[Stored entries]
━━━━━━━━━━━━━━━━━━━━━━━━━━━━━━

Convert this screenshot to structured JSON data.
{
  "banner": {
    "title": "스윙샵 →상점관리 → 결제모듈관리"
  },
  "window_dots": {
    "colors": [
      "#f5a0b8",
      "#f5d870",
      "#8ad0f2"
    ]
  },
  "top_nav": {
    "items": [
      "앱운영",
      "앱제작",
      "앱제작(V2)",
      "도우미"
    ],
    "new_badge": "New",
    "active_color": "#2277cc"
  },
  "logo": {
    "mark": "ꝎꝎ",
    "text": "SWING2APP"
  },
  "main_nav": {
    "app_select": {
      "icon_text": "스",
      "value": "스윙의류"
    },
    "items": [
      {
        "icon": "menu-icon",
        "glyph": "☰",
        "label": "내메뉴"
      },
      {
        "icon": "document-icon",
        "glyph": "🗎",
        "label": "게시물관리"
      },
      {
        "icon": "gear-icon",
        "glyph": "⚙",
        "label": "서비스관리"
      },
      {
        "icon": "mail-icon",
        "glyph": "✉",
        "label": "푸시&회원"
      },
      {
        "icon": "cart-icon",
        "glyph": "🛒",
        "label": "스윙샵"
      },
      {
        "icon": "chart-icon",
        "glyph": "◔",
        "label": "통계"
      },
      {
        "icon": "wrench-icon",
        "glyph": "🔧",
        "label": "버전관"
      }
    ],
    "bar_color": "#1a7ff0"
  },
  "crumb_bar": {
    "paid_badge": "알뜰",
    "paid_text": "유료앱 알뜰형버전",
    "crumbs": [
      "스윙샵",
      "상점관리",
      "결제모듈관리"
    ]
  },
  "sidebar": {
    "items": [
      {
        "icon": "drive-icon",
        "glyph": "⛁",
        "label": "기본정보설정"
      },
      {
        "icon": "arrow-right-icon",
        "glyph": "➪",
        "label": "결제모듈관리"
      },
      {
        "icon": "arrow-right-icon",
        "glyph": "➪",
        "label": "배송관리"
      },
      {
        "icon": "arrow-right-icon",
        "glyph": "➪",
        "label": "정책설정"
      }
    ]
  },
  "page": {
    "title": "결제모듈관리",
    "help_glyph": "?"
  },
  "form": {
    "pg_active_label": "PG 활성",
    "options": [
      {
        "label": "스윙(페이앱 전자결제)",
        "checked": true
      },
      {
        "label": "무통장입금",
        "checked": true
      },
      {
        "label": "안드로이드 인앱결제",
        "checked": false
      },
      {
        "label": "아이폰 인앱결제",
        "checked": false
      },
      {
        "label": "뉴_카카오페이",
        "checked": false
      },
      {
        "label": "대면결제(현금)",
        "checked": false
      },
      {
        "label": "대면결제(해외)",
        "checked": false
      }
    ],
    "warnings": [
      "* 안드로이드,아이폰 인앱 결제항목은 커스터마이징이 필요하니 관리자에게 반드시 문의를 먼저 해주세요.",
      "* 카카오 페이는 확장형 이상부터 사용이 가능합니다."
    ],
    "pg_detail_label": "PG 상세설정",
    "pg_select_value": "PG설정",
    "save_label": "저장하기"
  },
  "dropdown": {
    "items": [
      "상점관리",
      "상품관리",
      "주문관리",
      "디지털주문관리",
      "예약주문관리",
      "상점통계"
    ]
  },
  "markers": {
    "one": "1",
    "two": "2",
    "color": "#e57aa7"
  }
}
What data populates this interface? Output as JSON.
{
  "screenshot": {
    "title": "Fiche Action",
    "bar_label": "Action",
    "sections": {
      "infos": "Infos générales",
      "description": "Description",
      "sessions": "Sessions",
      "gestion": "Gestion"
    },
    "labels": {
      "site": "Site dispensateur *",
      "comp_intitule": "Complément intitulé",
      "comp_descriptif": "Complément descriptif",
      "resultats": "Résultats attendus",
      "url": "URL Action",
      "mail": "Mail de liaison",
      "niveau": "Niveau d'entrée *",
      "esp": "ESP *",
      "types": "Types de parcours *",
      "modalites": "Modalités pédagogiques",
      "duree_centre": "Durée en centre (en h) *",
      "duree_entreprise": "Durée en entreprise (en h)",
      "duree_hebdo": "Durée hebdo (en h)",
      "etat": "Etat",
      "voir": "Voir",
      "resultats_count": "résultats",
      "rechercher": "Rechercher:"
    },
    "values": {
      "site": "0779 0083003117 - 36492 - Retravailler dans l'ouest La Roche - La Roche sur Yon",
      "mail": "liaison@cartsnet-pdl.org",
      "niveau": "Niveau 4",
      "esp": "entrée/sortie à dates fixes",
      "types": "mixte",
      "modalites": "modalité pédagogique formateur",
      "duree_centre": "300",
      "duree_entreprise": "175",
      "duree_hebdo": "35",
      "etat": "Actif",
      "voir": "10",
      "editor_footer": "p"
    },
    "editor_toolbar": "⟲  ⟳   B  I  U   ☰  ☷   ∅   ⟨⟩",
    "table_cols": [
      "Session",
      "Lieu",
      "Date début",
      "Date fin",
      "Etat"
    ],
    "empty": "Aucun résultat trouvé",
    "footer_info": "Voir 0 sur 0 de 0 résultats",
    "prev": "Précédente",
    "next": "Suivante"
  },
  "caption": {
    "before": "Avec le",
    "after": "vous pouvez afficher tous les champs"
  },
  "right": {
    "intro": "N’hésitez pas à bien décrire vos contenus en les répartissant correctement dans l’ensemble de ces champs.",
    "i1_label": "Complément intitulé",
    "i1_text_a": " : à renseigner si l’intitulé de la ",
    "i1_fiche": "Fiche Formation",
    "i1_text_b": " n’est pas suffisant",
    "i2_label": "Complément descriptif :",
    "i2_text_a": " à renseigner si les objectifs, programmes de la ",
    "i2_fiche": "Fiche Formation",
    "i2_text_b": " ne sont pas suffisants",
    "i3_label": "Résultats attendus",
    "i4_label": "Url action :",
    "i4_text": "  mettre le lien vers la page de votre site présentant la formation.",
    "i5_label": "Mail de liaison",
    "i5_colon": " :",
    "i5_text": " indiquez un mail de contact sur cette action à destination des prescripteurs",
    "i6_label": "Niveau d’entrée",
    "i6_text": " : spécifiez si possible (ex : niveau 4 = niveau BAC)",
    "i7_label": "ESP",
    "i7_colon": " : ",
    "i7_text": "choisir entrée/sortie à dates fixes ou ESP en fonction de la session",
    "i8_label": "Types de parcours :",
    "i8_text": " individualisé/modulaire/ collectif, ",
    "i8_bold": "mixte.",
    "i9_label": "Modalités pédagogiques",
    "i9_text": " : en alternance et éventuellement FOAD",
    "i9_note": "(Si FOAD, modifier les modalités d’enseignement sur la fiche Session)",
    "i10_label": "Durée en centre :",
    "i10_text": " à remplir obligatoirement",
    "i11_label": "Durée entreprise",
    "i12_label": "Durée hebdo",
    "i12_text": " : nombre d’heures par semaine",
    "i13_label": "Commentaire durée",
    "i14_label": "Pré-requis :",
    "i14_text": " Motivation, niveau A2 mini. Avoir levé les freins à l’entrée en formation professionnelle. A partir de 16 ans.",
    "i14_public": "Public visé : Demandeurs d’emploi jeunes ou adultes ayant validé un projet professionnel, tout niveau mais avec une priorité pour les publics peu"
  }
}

━━━━━━━━━━━━━━━━━━━━━━━━━━━━━━

Set problem: Restate the whole listing exactly.

Solution to the problem:
Convert this screenshot to structured JSON data.
{
  "banner": {
    "title": "스윙샵 →상점관리 → 결제모듈관리"
  },
  "window_dots": {
    "colors": [
      "#f5a0b8",
      "#f5d870",
      "#8ad0f2"
    ]
  },
  "top_nav": {
    "items": [
      "앱운영",
      "앱제작",
      "앱제작(V2)",
      "도우미"
    ],
    "new_badge": "New",
    "active_color": "#2277cc"
  },
  "logo": {
    "mark": "ꝎꝎ",
    "text": "SWING2APP"
  },
  "main_nav": {
    "app_select": {
      "icon_text": "스",
      "value": "스윙의류"
    },
    "items": [
      {
        "icon": "menu-icon",
        "glyph": "☰",
        "label": "내메뉴"
      },
      {
        "icon": "document-icon",
        "glyph": "🗎",
        "label": "게시물관리"
      },
      {
        "icon": "gear-icon",
        "glyph": "⚙",
        "label": "서비스관리"
      },
      {
        "icon": "mail-icon",
        "glyph": "✉",
        "label": "푸시&회원"
      },
      {
        "icon": "cart-icon",
        "glyph": "🛒",
        "label": "스윙샵"
      },
      {
        "icon": "chart-icon",
        "glyph": "◔",
        "label": "통계"
      },
      {
        "icon": "wrench-icon",
        "glyph": "🔧",
        "label": "버전관"
      }
    ],
    "bar_color": "#1a7ff0"
  },
  "crumb_bar": {
    "paid_badge": "알뜰",
    "paid_text": "유료앱 알뜰형버전",
    "crumbs": [
      "스윙샵",
      "상점관리",
      "결제모듈관리"
    ]
  },
  "sidebar": {
    "items": [
      {
        "icon": "drive-icon",
        "glyph": "⛁",
        "label": "기본정보설정"
      },
      {
        "icon": "arrow-right-icon",
        "glyph": "➪",
        "label": "결제모듈관리"
      },
      {
        "icon": "arrow-right-icon",
        "glyph": "➪",
        "label": "배송관리"
      },
      {
        "icon": "arrow-right-icon",
        "glyph": "➪",
        "label": "정책설정"
      }
    ]
  },
  "page": {
    "title": "결제모듈관리",
    "help_glyph": "?"
  },
  "form": {
    "pg_active_label": "PG 활성",
    "options": [
      {
        "label": "스윙(페이앱 전자결제)",
        "checked": true
      },
      {
        "label": "무통장입금",
        "checked": true
      },
      {
        "label": "안드로이드 인앱결제",
        "checked": false
      },
      {
        "label": "아이폰 인앱결제",
        "checked": false
      },
      {
        "label": "뉴_카카오페이",
        "checked": false
      },
      {
        "label": "대면결제(현금)",
        "checked": false
      },
      {
        "label": "대면결제(해외)",
        "checked": false
      }
    ],
    "warnings": [
      "* 안드로이드,아이폰 인앱 결제항목은 커스터마이징이 필요하니 관리자에게 반드시 문의를 먼저 해주세요.",
      "* 카카오 페이는 확장형 이상부터 사용이 가능합니다."
    ],
    "pg_detail_label": "PG 상세설정",
    "pg_select_value": "PG설정",
    "save_label": "저장하기"
  },
  "dropdown": {
    "items": [
      "상점관리",
      "상품관리",
      "주문관리",
      "디지털주문관리",
      "예약주문관리",
      "상점통계"
    ]
  },
  "markers": {
    "one": "1",
    "two": "2",
    "color": "#e57aa7"
  }
}
What data populates this interface? Output as JSON.
{
  "screenshot": {
    "title": "Fiche Action",
    "bar_label": "Action",
    "sections": {
      "infos": "Infos générales",
      "description": "Description",
      "sessions": "Sessions",
      "gestion": "Gestion"
    },
    "labels": {
      "site": "Site dispensateur *",
      "comp_intitule": "Complément intitulé",
      "comp_descriptif": "Complément descriptif",
      "resultats": "Résultats attendus",
      "url": "URL Action",
      "mail": "Mail de liaison",
      "niveau": "Niveau d'entrée *",
      "esp": "ESP *",
      "types": "Types de parcours *",
      "modalites": "Modalités pédagogiques",
      "duree_centre": "Durée en centre (en h) *",
      "duree_entreprise": "Durée en entreprise (en h)",
      "duree_hebdo": "Durée hebdo (en h)",
      "etat": "Etat",
      "voir": "Voir",
      "resultats_count": "résultats",
      "rechercher": "Rechercher:"
    },
    "values": {
      "site": "0779 0083003117 - 36492 - Retravailler dans l'ouest La Roche - La Roche sur Yon",
      "mail": "liaison@cartsnet-pdl.org",
      "niveau": "Niveau 4",
      "esp": "entrée/sortie à dates fixes",
      "types": "mixte",
      "modalites": "modalité pédagogique formateur",
      "duree_centre": "300",
      "duree_entreprise": "175",
      "duree_hebdo": "35",
      "etat": "Actif",
      "voir": "10",
      "editor_footer": "p"
    },
    "editor_toolbar": "⟲  ⟳   B  I  U   ☰  ☷   ∅   ⟨⟩",
    "table_cols": [
      "Session",
      "Lieu",
      "Date début",
      "Date fin",
      "Etat"
    ],
    "empty": "Aucun résultat trouvé",
    "footer_info": "Voir 0 sur 0 de 0 résultats",
    "prev": "Précédente",
    "next": "Suivante"
  },
  "caption": {
    "before": "Avec le",
    "after": "vous pouvez afficher tous les champs"
  },
  "right": {
    "intro": "N’hésitez pas à bien décrire vos contenus en les répartissant correctement dans l’ensemble de ces champs.",
    "i1_label": "Complément intitulé",
    "i1_text_a": " : à renseigner si l’intitulé de la ",
    "i1_fiche": "Fiche Formation",
    "i1_text_b": " n’est pas suffisant",
    "i2_label": "Complément descriptif :",
    "i2_text_a": " à renseigner si les objectifs, programmes de la ",
    "i2_fiche": "Fiche Formation",
    "i2_text_b": " ne sont pas suffisants",
    "i3_label": "Résultats attendus",
    "i4_label": "Url action :",
    "i4_text": "  mettre le lien vers la page de votre site présentant la formation.",
    "i5_label": "Mail de liaison",
    "i5_colon": " :",
    "i5_text": " indiquez un mail de contact sur cette action à destination des prescripteurs",
    "i6_label": "Niveau d’entrée",
    "i6_text": " : spécifiez si possible (ex : niveau 4 = niveau BAC)",
    "i7_label": "ESP",
    "i7_colon": " : ",
    "i7_text": "choisir entrée/sortie à dates fixes ou ESP en fonction de la session",
    "i8_label": "Types de parcours :",
    "i8_text": " individualisé/modulaire/ collectif, ",
    "i8_bold": "mixte.",
    "i9_label": "Modalités pédagogiques",
    "i9_text": " : en alternance et éventuellement FOAD",
    "i9_note": "(Si FOAD, modifier les modalités d’enseignement sur la fiche Session)",
    "i10_label": "Durée en centre :",
    "i10_text": " à remplir obligatoirement",
    "i11_label": "Durée entreprise",
    "i12_label": "Durée hebdo",
    "i12_text": " : nombre d’heures par semaine",
    "i13_label": "Commentaire durée",
    "i14_label": "Pré-requis :",
    "i14_text": " Motivation, niveau A2 mini. Avoir levé les freins à l’entrée en formation professionnelle. A partir de 16 ans.",
    "i14_public": "Public visé : Demandeurs d’emploi jeunes ou adultes ayant validé un projet professionnel, tout niveau mais avec une priorité pour les publics peu"
  }
}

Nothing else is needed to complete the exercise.